>> start TASK INPUT
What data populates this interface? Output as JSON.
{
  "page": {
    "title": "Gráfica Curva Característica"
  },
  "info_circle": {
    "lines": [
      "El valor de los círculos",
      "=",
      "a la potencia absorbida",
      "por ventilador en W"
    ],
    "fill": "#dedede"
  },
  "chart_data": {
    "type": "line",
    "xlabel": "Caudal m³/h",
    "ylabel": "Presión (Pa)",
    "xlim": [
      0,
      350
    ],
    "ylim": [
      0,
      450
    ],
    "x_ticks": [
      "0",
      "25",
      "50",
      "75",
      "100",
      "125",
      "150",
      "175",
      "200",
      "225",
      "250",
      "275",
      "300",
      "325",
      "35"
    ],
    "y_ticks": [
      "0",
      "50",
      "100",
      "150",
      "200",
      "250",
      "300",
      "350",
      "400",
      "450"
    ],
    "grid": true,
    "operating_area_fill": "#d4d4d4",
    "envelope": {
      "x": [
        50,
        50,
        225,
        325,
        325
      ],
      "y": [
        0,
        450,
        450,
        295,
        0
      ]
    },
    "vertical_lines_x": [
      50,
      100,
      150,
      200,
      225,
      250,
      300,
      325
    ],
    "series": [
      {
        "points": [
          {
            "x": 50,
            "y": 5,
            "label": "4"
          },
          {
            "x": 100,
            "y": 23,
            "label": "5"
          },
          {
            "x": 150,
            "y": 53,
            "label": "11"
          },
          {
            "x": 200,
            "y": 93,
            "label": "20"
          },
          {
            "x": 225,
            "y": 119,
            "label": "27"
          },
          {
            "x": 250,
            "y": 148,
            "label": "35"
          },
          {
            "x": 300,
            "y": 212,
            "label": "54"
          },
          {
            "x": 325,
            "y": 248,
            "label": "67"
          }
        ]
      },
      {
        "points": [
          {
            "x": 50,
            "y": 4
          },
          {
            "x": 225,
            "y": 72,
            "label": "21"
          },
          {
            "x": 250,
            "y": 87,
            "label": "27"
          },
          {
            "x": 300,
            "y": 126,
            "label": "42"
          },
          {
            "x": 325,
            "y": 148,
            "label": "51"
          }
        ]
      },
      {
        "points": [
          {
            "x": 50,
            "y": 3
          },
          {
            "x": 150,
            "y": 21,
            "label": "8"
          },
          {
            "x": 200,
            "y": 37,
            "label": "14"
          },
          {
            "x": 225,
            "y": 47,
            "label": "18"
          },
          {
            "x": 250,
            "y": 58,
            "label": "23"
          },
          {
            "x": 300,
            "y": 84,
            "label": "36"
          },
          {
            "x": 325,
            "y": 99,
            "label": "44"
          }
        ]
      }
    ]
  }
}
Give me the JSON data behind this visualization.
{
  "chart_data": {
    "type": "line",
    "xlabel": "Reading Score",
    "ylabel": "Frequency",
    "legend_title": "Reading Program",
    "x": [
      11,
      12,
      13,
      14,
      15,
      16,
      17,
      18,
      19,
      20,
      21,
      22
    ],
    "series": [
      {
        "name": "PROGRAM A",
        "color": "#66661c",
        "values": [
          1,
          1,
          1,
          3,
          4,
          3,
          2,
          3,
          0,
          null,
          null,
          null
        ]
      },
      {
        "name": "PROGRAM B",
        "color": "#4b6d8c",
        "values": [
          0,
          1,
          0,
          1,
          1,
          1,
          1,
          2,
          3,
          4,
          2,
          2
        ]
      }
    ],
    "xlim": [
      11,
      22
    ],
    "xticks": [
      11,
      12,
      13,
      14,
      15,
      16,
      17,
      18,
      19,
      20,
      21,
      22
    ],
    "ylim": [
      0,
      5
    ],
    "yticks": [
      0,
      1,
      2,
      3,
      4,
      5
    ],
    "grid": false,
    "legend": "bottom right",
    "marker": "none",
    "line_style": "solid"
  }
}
>> end TASK INPUT
GIVEN REQUEST
Nothing in the data may differ; print all of it exactly as written.

ANSWER FOR THE TASK
What data populates this interface? Output as JSON.
{
  "page": {
    "title": "Gráfica Curva Característica"
  },
  "info_circle": {
    "lines": [
      "El valor de los círculos",
      "=",
      "a la potencia absorbida",
      "por ventilador en W"
    ],
    "fill": "#dedede"
  },
  "chart_data": {
    "type": "line",
    "xlabel": "Caudal m³/h",
    "ylabel": "Presión (Pa)",
    "xlim": [
      0,
      350
    ],
    "ylim": [
      0,
      450
    ],
    "x_ticks": [
      "0",
      "25",
      "50",
      "75",
      "100",
      "125",
      "150",
      "175",
      "200",
      "225",
      "250",
      "275",
      "300",
      "325",
      "35"
    ],
    "y_ticks": [
      "0",
      "50",
      "100",
      "150",
      "200",
      "250",
      "300",
      "350",
      "400",
      "450"
    ],
    "grid": true,
    "operating_area_fill": "#d4d4d4",
    "envelope": {
      "x": [
        50,
        50,
        225,
        325,
        325
      ],
      "y": [
        0,
        450,
        450,
        295,
        0
      ]
    },
    "vertical_lines_x": [
      50,
      100,
      150,
      200,
      225,
      250,
      300,
      325
    ],
    "series": [
      {
        "points": [
          {
            "x": 50,
            "y": 5,
            "label": "4"
          },
          {
            "x": 100,
            "y": 23,
            "label": "5"
          },
          {
            "x": 150,
            "y": 53,
            "label": "11"
          },
          {
            "x": 200,
            "y": 93,
            "label": "20"
          },
          {
            "x": 225,
            "y": 119,
            "label": "27"
          },
          {
            "x": 250,
            "y": 148,
            "label": "35"
          },
          {
            "x": 300,
            "y": 212,
            "label": "54"
          },
          {
            "x": 325,
            "y": 248,
            "label": "67"
          }
        ]
      },
      {
        "points": [
          {
            "x": 50,
            "y": 4
          },
          {
            "x": 225,
            "y": 72,
            "label": "21"
          },
          {
            "x": 250,
            "y": 87,
            "label": "27"
          },
          {
            "x": 300,
            "y": 126,
            "label": "42"
          },
          {
            "x": 325,
            "y": 148,
            "label": "51"
          }
        ]
      },
      {
        "points": [
          {
            "x": 50,
            "y": 3
          },
          {
            "x": 150,
            "y": 21,
            "label": "8"
          },
          {
            "x": 200,
            "y": 37,
            "label": "14"
          },
          {
            "x": 225,
            "y": 47,
            "label": "18"
          },
          {
            "x": 250,
            "y": 58,
            "label": "23"
          },
          {
            "x": 300,
            "y": 84,
            "label": "36"
          },
          {
            "x": 325,
            "y": 99,
            "label": "44"
          }
        ]
      }
    ]
  }
}
Give me the JSON data behind this visualization.
{
  "chart_data": {
    "type": "line",
    "xlabel": "Reading Score",
    "ylabel": "Frequency",
    "legend_title": "Reading Program",
    "x": [
      11,
      12,
      13,
      14,
      15,
      16,
      17,
      18,
      19,
      20,
      21,
      22
    ],
    "series": [
      {
        "name": "PROGRAM A",
        "color": "#66661c",
        "values": [
          1,
          1,
          1,
          3,
          4,
          3,
          2,
          3,
          0,
          null,
          null,
          null
        ]
      },
      {
        "name": "PROGRAM B",
        "color": "#4b6d8c",
        "values": [
          0,
          1,
          0,
          1,
          1,
          1,
          1,
          2,
          3,
          4,
          2,
          2
        ]
      }
    ],
    "xlim": [
      11,
      22
    ],
    "xticks": [
      11,
      12,
      13,
      14,
      15,
      16,
      17,
      18,
      19,
      20,
      21,
      22
    ],
    "ylim": [
      0,
      5
    ],
    "yticks": [
      0,
      1,
      2,
      3,
      4,
      5
    ],
    "grid": false,
    "legend": "bottom right",
    "marker": "none",
    "line_style": "solid"
  }
}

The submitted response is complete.